§ **The request**:
Without including any pictures, write out the listing below exactly.

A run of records
--
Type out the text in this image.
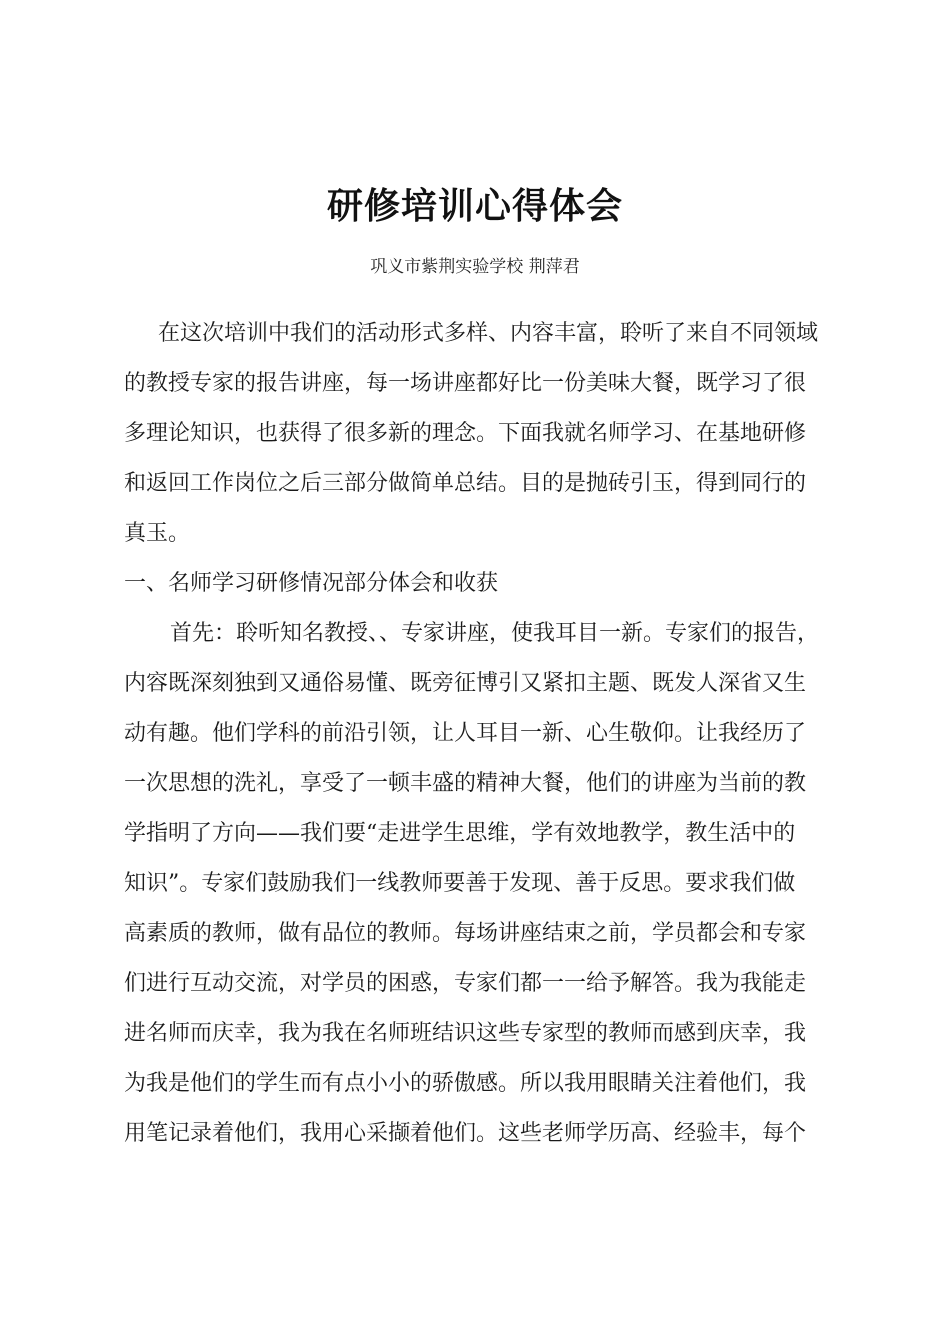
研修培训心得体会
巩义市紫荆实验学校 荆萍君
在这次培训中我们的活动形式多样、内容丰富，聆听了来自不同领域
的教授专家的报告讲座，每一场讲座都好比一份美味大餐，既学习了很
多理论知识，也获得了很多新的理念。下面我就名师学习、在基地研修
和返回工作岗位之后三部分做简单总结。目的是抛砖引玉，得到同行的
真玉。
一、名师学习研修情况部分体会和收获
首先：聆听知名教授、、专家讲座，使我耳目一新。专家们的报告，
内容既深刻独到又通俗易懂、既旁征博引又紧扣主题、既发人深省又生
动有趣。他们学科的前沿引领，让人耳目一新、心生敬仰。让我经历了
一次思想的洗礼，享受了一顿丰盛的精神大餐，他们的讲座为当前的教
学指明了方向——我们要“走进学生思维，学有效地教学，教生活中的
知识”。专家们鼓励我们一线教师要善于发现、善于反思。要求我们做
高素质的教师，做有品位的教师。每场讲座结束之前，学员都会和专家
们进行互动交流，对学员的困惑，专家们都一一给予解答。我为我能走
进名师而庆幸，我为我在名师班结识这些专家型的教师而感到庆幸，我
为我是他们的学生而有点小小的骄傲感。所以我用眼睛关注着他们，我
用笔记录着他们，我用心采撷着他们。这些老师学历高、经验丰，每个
--
§ **Solution**:
Type out the text in this image.
研修培训心得体会
巩义市紫荆实验学校 荆萍君
在这次培训中我们的活动形式多样、内容丰富，聆听了来自不同领域
的教授专家的报告讲座，每一场讲座都好比一份美味大餐，既学习了很
多理论知识，也获得了很多新的理念。下面我就名师学习、在基地研修
和返回工作岗位之后三部分做简单总结。目的是抛砖引玉，得到同行的
真玉。
一、名师学习研修情况部分体会和收获
首先：聆听知名教授、、专家讲座，使我耳目一新。专家们的报告，
内容既深刻独到又通俗易懂、既旁征博引又紧扣主题、既发人深省又生
动有趣。他们学科的前沿引领，让人耳目一新、心生敬仰。让我经历了
一次思想的洗礼，享受了一顿丰盛的精神大餐，他们的讲座为当前的教
学指明了方向——我们要“走进学生思维，学有效地教学，教生活中的
知识”。专家们鼓励我们一线教师要善于发现、善于反思。要求我们做
高素质的教师，做有品位的教师。每场讲座结束之前，学员都会和专家
们进行互动交流，对学员的困惑，专家们都一一给予解答。我为我能走
进名师而庆幸，我为我在名师班结识这些专家型的教师而感到庆幸，我
为我是他们的学生而有点小小的骄傲感。所以我用眼睛关注着他们，我
用笔记录着他们，我用心采撷着他们。这些老师学历高、经验丰，每个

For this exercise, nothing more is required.